## Do this
All entries must be repeated exactly; do not include the pictures.

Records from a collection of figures
-=-=-=-=-

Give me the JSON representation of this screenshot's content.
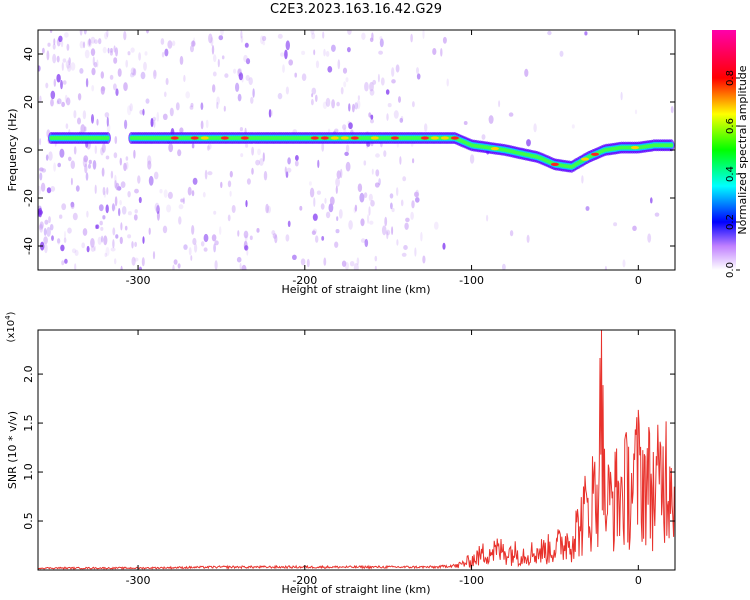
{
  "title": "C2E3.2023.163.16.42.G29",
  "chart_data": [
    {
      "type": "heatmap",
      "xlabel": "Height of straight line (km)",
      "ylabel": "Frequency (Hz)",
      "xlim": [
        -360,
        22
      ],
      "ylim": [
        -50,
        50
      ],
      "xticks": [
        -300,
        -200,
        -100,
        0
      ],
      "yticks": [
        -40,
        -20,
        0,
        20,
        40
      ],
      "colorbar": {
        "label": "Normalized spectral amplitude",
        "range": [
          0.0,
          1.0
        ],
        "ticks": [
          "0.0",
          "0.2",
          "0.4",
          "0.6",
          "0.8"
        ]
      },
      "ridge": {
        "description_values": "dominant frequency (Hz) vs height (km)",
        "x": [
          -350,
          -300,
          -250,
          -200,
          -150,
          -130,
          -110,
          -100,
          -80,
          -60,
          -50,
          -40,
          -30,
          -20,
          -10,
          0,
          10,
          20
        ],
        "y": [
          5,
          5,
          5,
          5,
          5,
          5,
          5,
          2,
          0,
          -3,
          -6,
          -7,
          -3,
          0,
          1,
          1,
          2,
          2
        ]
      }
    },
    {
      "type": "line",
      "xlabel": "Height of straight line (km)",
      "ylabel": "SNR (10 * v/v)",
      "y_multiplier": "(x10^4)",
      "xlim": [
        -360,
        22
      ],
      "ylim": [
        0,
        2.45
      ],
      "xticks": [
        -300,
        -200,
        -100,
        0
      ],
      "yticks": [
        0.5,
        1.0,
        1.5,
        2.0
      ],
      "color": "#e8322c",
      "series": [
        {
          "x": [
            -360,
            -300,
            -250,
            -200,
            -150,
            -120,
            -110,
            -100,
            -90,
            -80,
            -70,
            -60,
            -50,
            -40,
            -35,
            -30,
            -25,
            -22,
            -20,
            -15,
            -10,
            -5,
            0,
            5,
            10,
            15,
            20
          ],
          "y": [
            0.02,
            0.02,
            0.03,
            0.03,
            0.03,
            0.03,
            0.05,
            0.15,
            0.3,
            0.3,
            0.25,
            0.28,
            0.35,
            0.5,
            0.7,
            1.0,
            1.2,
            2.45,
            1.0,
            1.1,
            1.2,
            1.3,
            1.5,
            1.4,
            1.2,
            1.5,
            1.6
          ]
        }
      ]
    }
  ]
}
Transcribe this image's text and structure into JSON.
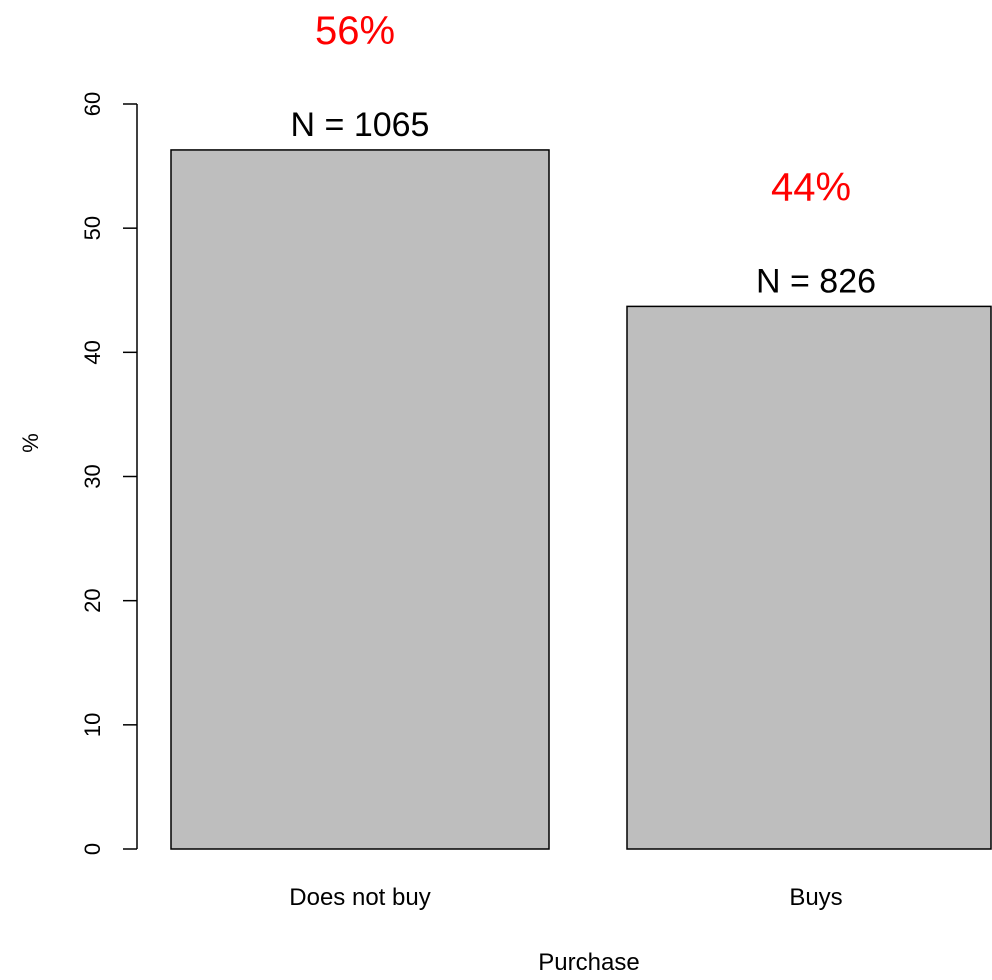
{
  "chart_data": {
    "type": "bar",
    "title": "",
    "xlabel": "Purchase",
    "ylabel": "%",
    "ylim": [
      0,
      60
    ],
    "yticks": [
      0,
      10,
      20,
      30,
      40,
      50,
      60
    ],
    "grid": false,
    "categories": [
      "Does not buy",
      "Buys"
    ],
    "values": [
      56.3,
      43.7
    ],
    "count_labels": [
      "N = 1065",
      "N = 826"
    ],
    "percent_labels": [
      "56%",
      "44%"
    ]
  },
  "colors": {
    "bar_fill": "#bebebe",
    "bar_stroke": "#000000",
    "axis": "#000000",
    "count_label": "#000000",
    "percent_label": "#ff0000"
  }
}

-=-=-=-=-

## Correct answer
Give me the JSON representation of this screenshot's content.
{
  "title": "C2E3.2023.163.16.42.G29",
  "chart_data": [
    {
      "type": "heatmap",
      "xlabel": "Height of straight line (km)",
      "ylabel": "Frequency (Hz)",
      "xlim": [
        -360,
        22
      ],
      "ylim": [
        -50,
        50
      ],
      "xticks": [
        -300,
        -200,
        -100,
        0
      ],
      "yticks": [
        -40,
        -20,
        0,
        20,
        40
      ],
      "colorbar": {
        "label": "Normalized spectral amplitude",
        "range": [
          0.0,
          1.0
        ],
        "ticks": [
          "0.0",
          "0.2",
          "0.4",
          "0.6",
          "0.8"
        ]
      },
      "ridge": {
        "description_values": "dominant frequency (Hz) vs height (km)",
        "x": [
          -350,
          -300,
          -250,
          -200,
          -150,
          -130,
          -110,
          -100,
          -80,
          -60,
          -50,
          -40,
          -30,
          -20,
          -10,
          0,
          10,
          20
        ],
        "y": [
          5,
          5,
          5,
          5,
          5,
          5,
          5,
          2,
          0,
          -3,
          -6,
          -7,
          -3,
          0,
          1,
          1,
          2,
          2
        ]
      }
    },
    {
      "type": "line",
      "xlabel": "Height of straight line (km)",
      "ylabel": "SNR (10 * v/v)",
      "y_multiplier": "(x10^4)",
      "xlim": [
        -360,
        22
      ],
      "ylim": [
        0,
        2.45
      ],
      "xticks": [
        -300,
        -200,
        -100,
        0
      ],
      "yticks": [
        0.5,
        1.0,
        1.5,
        2.0
      ],
      "color": "#e8322c",
      "series": [
        {
          "x": [
            -360,
            -300,
            -250,
            -200,
            -150,
            -120,
            -110,
            -100,
            -90,
            -80,
            -70,
            -60,
            -50,
            -40,
            -35,
            -30,
            -25,
            -22,
            -20,
            -15,
            -10,
            -5,
            0,
            5,
            10,
            15,
            20
          ],
          "y": [
            0.02,
            0.02,
            0.03,
            0.03,
            0.03,
            0.03,
            0.05,
            0.15,
            0.3,
            0.3,
            0.25,
            0.28,
            0.35,
            0.5,
            0.7,
            1.0,
            1.2,
            2.45,
            1.0,
            1.1,
            1.2,
            1.3,
            1.5,
            1.4,
            1.2,
            1.5,
            1.6
          ]
        }
      ]
    }
  ]
}
Transcribe this image's text and structure into JSON.
{
  "chart_data": {
    "type": "bar",
    "title": "",
    "xlabel": "Purchase",
    "ylabel": "%",
    "ylim": [
      0,
      60
    ],
    "yticks": [
      0,
      10,
      20,
      30,
      40,
      50,
      60
    ],
    "grid": false,
    "categories": [
      "Does not buy",
      "Buys"
    ],
    "values": [
      56.3,
      43.7
    ],
    "count_labels": [
      "N = 1065",
      "N = 826"
    ],
    "percent_labels": [
      "56%",
      "44%"
    ]
  },
  "colors": {
    "bar_fill": "#bebebe",
    "bar_stroke": "#000000",
    "axis": "#000000",
    "count_label": "#000000",
    "percent_label": "#ff0000"
  }
}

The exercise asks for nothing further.